*Supplied data*
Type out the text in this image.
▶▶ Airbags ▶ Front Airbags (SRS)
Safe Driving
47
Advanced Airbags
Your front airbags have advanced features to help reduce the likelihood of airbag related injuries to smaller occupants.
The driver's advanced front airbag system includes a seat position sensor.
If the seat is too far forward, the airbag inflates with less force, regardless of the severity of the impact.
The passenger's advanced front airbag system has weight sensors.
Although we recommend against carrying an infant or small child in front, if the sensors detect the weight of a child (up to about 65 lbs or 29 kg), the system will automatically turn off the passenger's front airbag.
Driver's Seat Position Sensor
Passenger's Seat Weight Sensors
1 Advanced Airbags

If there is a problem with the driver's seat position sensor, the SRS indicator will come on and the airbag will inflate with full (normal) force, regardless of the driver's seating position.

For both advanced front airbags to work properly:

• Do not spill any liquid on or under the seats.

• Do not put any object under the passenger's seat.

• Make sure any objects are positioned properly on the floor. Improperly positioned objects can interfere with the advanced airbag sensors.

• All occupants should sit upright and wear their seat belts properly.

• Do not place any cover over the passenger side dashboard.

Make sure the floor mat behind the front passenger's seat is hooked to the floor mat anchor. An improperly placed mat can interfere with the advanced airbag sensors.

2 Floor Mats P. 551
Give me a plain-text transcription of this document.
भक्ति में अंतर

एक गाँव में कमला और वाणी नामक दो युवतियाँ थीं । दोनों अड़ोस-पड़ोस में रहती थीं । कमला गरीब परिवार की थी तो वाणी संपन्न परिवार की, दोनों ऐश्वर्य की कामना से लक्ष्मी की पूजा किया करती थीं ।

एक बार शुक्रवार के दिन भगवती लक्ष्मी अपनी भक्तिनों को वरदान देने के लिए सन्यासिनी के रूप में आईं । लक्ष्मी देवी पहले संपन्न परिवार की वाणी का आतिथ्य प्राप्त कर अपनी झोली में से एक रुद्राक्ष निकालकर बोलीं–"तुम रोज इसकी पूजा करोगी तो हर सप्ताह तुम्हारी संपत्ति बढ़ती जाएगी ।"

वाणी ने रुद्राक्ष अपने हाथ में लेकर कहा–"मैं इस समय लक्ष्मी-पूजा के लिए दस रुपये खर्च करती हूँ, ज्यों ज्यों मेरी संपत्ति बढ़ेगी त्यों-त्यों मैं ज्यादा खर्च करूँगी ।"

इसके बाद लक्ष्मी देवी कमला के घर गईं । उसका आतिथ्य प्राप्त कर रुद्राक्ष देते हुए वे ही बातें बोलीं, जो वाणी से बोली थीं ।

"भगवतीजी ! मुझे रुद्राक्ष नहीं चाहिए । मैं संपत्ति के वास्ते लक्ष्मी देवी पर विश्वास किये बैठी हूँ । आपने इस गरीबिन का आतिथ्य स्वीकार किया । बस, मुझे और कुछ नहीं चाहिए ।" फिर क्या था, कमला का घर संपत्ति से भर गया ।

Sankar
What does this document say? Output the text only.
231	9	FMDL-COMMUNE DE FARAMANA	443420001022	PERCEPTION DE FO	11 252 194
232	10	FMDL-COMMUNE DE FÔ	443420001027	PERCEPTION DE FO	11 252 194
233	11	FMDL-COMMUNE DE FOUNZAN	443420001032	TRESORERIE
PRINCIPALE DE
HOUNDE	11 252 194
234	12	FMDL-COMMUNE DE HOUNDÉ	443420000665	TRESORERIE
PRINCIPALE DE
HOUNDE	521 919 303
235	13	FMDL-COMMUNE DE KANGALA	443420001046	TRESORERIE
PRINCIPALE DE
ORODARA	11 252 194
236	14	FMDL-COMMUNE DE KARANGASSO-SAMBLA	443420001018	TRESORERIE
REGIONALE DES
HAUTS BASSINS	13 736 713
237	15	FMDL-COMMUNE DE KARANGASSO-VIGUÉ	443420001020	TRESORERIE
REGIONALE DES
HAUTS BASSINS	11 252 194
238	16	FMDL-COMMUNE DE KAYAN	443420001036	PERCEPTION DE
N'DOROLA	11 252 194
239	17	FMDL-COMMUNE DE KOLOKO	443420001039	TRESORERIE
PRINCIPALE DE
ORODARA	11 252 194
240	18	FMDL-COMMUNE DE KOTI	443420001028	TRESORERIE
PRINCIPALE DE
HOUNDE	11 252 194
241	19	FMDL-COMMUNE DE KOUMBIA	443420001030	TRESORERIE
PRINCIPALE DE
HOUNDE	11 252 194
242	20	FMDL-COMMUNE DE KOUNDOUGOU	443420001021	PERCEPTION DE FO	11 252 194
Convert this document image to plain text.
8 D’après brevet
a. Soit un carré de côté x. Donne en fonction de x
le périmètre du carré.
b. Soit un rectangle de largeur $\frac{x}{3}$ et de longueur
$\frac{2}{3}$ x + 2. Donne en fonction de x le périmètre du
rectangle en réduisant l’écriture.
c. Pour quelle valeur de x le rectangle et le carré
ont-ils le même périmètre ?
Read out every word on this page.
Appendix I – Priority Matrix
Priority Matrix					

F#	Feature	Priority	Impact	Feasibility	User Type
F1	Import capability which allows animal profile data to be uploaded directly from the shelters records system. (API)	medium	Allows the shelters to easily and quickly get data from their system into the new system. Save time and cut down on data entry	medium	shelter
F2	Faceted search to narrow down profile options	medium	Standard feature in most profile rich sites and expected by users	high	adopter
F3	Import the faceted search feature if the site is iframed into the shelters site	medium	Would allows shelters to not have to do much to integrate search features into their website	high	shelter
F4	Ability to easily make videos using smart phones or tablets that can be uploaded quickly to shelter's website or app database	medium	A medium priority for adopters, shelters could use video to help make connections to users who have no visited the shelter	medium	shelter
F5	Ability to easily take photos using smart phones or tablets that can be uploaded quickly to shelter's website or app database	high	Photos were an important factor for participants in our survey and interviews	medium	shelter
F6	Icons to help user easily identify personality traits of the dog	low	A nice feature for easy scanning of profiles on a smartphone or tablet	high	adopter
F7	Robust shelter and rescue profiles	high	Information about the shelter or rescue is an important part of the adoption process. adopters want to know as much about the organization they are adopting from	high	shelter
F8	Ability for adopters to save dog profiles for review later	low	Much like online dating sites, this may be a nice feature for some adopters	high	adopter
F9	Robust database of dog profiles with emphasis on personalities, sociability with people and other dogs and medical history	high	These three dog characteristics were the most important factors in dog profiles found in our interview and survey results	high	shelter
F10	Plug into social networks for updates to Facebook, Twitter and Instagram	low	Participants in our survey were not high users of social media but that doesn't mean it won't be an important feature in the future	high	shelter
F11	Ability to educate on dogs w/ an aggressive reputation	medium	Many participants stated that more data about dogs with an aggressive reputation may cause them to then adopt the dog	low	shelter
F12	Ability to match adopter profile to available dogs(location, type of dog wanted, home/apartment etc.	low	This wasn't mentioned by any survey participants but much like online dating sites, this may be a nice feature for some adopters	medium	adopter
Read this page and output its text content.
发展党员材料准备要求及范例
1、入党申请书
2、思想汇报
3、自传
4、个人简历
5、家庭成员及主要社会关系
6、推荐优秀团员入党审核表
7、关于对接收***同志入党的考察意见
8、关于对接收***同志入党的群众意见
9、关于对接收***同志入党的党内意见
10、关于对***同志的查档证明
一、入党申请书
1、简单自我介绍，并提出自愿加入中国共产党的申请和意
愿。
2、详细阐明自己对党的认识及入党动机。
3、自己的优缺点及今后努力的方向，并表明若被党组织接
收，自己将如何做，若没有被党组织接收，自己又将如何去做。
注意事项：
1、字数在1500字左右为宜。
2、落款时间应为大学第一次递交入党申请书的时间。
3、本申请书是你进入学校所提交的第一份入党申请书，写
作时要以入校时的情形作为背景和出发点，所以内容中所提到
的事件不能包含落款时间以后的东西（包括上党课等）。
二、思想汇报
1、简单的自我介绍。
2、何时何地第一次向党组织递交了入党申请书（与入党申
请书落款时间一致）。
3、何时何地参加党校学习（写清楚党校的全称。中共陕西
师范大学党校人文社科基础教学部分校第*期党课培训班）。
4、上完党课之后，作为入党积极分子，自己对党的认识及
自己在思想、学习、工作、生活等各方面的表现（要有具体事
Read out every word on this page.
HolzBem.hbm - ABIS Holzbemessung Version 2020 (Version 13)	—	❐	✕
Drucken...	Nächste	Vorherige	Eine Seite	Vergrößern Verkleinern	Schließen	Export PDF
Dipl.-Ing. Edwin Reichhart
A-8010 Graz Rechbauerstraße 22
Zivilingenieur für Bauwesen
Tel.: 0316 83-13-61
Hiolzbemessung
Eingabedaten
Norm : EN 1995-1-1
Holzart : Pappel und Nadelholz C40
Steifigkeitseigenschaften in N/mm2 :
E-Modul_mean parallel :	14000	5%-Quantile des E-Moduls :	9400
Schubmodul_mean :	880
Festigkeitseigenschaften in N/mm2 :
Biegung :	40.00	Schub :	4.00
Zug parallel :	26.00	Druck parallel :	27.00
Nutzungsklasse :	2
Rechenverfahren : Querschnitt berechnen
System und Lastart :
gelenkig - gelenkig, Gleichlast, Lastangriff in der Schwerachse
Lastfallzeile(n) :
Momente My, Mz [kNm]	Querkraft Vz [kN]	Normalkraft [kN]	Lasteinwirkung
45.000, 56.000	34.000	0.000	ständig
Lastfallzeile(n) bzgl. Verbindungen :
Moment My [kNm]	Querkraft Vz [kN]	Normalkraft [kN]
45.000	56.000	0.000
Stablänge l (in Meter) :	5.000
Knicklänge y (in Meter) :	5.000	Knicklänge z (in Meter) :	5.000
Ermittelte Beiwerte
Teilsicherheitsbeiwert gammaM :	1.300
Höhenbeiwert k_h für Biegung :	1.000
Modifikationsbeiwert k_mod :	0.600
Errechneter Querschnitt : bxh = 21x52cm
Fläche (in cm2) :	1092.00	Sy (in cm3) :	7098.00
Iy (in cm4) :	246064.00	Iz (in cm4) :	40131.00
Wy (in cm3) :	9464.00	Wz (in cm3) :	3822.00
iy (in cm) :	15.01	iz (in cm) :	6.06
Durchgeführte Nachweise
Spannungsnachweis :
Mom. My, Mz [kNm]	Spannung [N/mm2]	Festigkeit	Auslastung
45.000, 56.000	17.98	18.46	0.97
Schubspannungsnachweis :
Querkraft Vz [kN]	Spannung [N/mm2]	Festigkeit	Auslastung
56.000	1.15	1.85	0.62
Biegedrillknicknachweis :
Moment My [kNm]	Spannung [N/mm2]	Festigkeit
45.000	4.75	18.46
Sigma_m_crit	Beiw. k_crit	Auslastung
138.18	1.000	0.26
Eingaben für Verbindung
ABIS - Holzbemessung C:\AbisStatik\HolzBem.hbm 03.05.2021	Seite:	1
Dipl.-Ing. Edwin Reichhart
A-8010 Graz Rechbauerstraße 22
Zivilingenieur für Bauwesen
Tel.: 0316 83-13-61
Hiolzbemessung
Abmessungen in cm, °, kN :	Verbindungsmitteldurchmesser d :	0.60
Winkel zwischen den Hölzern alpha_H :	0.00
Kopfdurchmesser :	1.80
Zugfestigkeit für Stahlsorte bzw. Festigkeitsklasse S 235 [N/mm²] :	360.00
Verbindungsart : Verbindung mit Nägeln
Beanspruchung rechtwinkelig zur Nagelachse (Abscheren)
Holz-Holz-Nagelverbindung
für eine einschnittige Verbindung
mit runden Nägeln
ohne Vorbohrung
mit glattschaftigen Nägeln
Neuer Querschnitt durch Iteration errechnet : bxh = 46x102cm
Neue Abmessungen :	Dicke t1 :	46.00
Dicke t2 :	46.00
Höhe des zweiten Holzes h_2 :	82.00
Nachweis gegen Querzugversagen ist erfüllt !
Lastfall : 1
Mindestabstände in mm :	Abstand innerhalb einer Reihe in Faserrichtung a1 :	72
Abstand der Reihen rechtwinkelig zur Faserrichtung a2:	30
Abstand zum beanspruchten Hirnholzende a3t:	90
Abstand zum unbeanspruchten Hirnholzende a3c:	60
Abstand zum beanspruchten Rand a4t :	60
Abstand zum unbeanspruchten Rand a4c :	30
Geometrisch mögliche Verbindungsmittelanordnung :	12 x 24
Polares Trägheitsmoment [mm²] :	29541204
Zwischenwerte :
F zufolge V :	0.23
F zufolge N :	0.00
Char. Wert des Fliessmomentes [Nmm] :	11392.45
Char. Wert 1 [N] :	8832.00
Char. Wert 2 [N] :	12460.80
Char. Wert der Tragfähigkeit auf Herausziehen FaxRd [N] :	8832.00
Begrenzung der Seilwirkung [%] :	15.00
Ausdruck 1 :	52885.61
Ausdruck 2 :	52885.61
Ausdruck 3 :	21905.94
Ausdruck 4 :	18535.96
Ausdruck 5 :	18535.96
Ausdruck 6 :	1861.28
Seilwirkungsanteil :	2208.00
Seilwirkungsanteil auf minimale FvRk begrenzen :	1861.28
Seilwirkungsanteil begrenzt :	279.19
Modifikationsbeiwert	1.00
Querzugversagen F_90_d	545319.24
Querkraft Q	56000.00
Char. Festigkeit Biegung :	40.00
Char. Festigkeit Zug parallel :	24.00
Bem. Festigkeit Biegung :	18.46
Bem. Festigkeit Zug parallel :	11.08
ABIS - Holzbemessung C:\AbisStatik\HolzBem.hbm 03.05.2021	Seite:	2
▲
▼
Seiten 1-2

*Task instructions*
Filter the entries and copy out every line with the word "Querschnitt".

*Answer below*
Rechenverfahren : Querschnitt berechnen
Errechneter Querschnitt : bxh = 21x52cm
Neuer Querschnitt durch Iteration errechnet : bxh = 46x102cm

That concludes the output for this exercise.